WHAT IS NEEDED:
Check each line below for the word "heated" and give the number of lines that have it, nothing more.

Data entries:
----------------------------------------

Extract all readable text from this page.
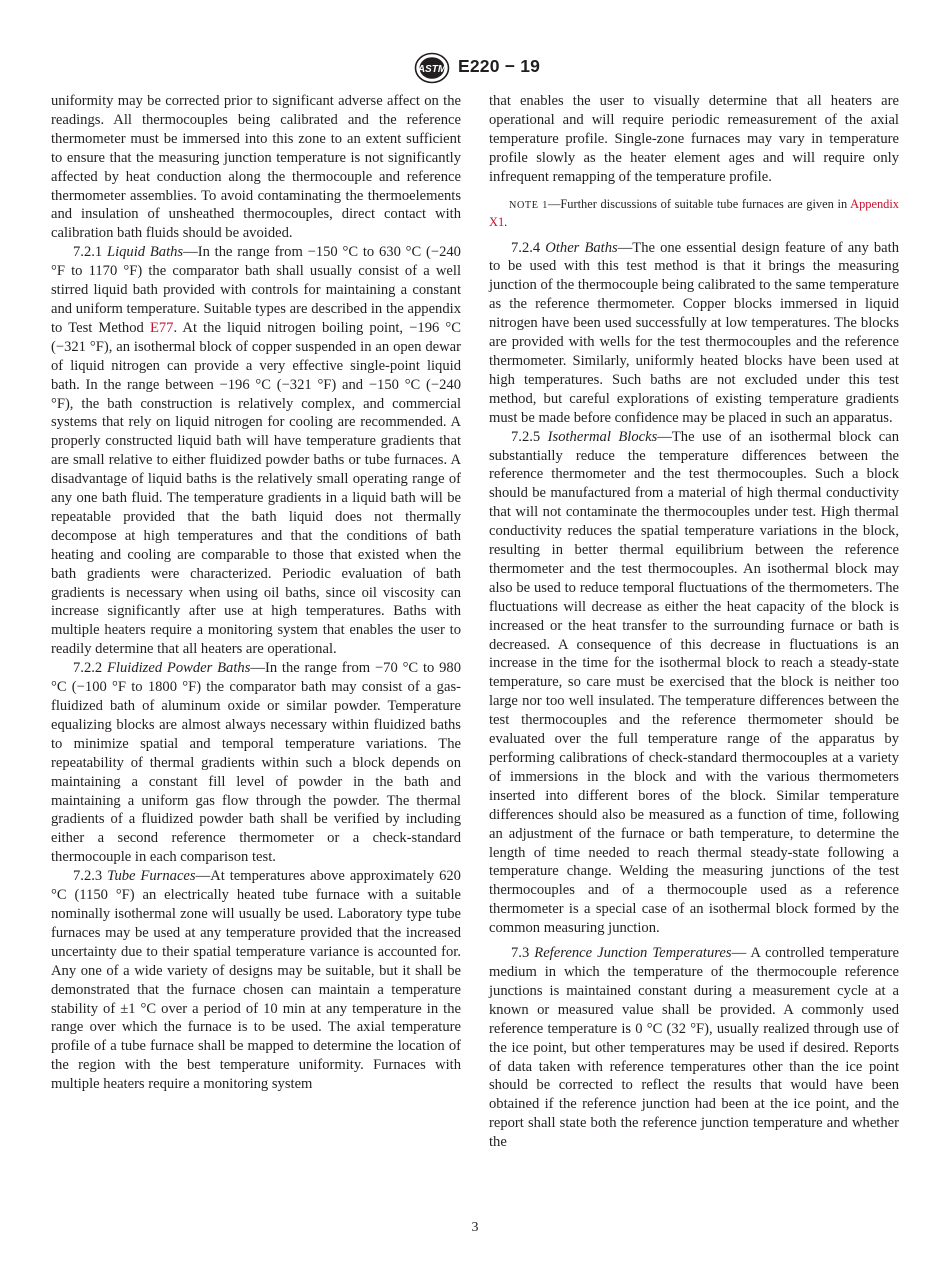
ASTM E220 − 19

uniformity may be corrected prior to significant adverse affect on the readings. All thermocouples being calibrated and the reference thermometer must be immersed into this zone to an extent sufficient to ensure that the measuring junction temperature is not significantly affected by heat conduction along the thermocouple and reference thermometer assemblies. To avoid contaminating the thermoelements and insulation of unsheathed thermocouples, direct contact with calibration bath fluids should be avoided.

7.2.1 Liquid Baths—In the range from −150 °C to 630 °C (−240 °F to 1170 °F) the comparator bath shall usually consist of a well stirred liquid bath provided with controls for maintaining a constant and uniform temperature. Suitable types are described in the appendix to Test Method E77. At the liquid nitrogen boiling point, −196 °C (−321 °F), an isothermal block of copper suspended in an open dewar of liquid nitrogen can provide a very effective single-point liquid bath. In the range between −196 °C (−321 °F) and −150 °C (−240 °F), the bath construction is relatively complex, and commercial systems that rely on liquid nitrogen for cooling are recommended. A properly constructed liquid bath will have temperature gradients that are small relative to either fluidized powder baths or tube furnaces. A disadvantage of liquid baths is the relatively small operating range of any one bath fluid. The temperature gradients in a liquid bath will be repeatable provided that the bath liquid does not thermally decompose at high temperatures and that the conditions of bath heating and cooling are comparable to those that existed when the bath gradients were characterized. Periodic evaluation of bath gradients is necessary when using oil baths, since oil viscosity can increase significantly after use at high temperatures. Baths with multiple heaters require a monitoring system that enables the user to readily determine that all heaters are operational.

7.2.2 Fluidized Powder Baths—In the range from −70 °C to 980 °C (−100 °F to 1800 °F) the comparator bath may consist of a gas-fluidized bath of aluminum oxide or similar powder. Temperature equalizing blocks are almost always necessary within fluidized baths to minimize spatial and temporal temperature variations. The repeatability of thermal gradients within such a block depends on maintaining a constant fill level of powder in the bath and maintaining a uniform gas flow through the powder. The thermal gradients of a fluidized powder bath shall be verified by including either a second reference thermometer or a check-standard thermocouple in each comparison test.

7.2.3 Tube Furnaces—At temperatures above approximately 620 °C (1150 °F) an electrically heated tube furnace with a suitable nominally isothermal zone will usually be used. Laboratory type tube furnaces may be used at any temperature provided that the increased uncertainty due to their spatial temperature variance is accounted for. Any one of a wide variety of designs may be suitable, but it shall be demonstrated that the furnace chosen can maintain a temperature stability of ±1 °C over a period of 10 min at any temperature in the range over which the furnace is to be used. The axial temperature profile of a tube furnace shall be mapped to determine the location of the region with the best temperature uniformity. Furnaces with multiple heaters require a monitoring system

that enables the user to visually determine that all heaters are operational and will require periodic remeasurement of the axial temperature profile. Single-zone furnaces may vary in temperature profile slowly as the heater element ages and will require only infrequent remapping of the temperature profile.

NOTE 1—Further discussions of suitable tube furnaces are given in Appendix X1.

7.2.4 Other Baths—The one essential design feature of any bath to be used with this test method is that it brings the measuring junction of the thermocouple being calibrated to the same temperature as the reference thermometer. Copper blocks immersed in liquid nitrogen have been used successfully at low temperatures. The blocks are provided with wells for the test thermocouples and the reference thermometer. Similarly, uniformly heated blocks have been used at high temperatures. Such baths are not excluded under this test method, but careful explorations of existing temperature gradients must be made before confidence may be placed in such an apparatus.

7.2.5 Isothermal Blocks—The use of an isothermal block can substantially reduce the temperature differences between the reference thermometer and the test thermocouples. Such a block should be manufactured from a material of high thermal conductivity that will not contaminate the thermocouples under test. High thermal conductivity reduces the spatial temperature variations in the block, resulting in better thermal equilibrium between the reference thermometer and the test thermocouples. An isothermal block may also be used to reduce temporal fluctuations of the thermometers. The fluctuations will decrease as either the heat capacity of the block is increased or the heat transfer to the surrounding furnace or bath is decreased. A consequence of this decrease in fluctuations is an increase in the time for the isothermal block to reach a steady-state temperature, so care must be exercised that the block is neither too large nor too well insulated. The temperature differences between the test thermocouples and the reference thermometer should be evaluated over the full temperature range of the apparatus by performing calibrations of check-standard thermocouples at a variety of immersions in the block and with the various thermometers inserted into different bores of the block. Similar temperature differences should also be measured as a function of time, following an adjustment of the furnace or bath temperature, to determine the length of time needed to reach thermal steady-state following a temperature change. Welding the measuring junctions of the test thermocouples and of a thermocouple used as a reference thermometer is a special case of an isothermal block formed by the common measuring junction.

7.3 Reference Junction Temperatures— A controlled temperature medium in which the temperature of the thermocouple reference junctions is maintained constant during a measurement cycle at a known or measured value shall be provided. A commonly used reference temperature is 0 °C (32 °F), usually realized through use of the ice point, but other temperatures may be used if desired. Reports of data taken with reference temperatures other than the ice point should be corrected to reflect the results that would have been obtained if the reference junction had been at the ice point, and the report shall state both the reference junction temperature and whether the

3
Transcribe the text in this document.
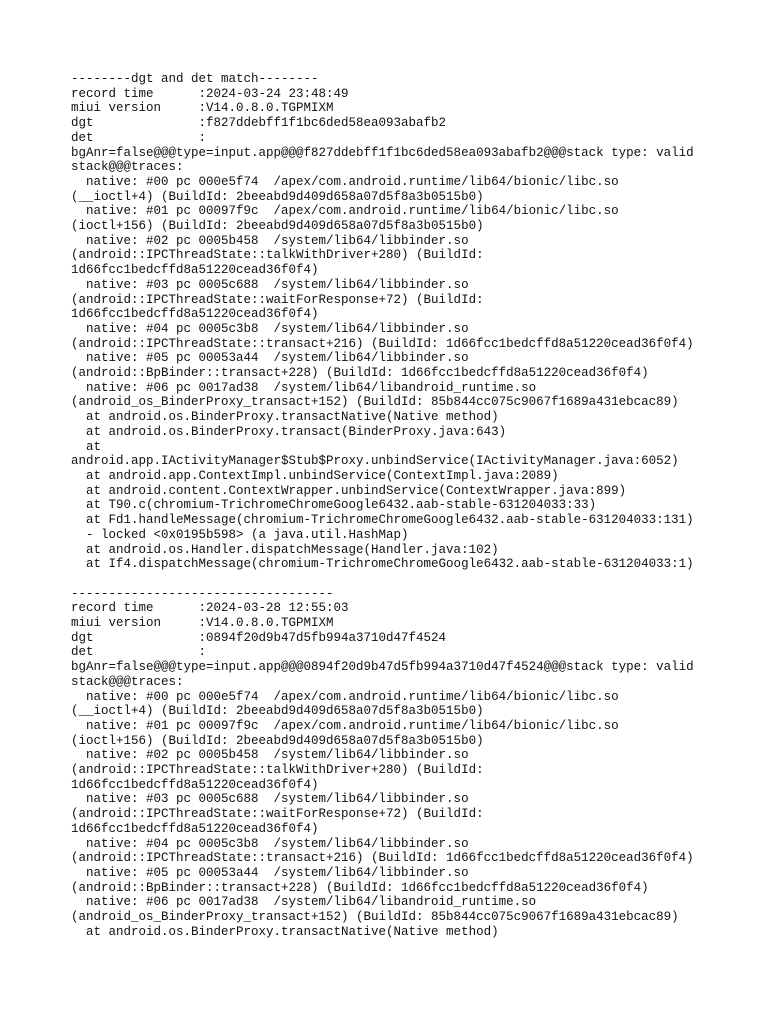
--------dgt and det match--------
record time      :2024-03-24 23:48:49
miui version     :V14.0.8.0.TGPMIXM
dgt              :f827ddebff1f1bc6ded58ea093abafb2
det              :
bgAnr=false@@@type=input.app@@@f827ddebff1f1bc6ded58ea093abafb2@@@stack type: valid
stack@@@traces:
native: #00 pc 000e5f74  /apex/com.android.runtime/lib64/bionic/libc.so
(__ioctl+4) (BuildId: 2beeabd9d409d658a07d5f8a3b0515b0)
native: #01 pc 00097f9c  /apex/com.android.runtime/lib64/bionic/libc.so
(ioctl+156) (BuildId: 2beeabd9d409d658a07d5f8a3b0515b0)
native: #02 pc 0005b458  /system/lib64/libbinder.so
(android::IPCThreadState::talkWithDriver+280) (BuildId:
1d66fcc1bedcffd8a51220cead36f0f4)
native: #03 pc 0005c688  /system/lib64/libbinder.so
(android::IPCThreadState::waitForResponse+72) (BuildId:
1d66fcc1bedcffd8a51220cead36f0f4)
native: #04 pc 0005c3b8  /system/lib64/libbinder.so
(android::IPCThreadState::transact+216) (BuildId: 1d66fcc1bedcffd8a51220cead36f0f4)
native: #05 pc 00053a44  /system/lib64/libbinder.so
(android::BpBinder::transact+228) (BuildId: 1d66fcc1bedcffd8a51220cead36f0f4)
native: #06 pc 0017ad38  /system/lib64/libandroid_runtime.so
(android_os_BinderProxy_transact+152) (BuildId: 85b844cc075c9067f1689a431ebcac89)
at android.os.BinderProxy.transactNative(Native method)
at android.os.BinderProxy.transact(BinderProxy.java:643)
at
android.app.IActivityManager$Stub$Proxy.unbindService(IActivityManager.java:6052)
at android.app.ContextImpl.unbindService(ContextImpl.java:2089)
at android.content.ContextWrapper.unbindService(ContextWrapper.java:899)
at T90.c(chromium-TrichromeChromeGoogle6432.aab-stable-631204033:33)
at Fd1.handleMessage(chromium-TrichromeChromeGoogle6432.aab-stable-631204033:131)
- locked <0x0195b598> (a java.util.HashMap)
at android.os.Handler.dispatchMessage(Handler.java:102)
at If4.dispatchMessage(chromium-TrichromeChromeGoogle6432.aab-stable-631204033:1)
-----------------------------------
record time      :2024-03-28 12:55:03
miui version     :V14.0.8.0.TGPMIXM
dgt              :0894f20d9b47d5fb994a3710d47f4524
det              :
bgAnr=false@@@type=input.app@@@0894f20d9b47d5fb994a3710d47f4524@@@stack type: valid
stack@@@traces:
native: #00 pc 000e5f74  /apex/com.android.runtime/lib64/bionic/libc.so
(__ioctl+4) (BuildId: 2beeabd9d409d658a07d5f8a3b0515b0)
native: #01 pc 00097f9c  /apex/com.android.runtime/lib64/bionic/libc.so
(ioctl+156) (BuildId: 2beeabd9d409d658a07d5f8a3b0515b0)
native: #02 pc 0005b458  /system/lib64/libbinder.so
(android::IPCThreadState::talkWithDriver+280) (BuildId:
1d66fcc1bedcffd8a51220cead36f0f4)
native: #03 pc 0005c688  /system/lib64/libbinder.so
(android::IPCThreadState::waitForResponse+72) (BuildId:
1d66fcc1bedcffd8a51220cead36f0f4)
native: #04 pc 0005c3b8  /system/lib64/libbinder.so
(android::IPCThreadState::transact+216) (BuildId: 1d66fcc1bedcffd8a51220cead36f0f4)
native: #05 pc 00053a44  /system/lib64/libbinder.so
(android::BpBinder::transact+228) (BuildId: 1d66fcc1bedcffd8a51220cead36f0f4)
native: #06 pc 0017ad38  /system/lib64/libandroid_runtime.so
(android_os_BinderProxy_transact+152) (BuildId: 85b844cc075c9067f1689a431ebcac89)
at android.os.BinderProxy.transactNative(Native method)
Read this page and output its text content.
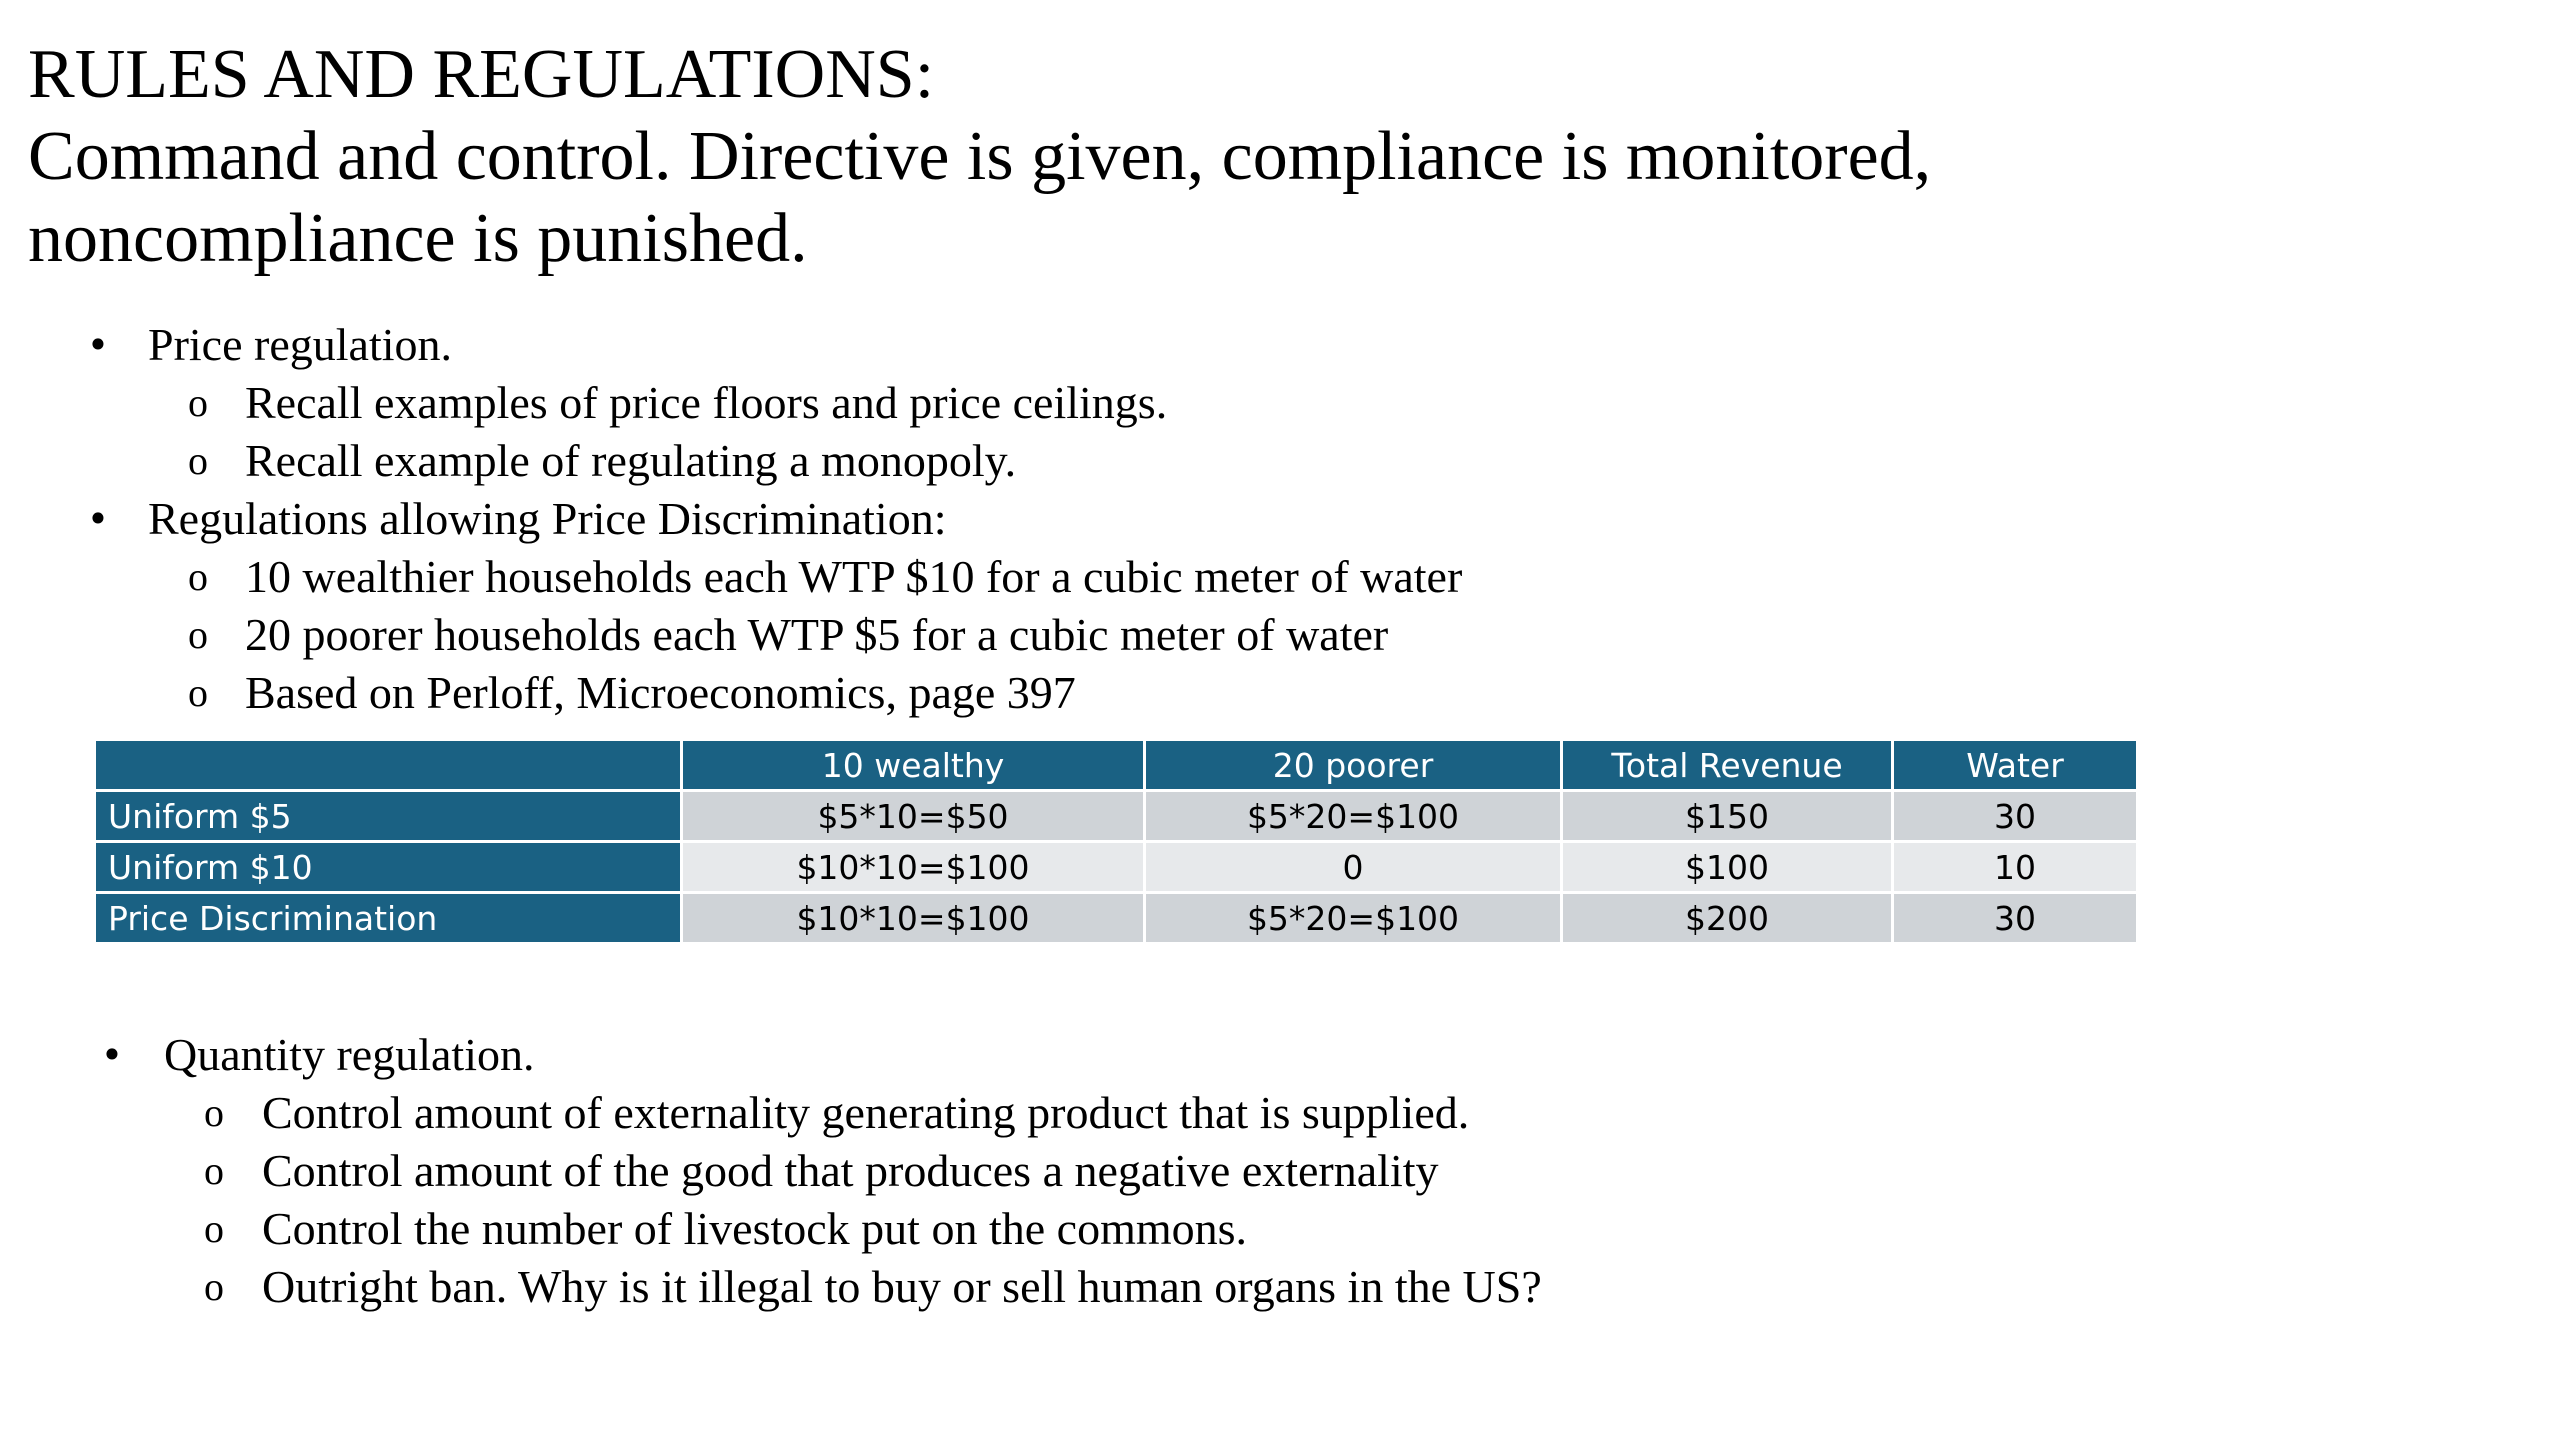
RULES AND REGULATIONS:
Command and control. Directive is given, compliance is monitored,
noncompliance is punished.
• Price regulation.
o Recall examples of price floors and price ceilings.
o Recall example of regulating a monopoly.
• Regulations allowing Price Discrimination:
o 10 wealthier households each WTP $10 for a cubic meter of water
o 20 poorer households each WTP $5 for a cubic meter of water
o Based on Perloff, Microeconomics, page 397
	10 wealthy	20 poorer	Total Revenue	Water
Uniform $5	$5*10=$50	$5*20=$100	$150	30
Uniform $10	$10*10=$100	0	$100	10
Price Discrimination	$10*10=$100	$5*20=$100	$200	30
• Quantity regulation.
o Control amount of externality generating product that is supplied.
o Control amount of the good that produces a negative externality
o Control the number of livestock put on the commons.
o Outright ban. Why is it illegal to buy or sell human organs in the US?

----------------------------------------

ANSWER TO THE PROBLEM:
2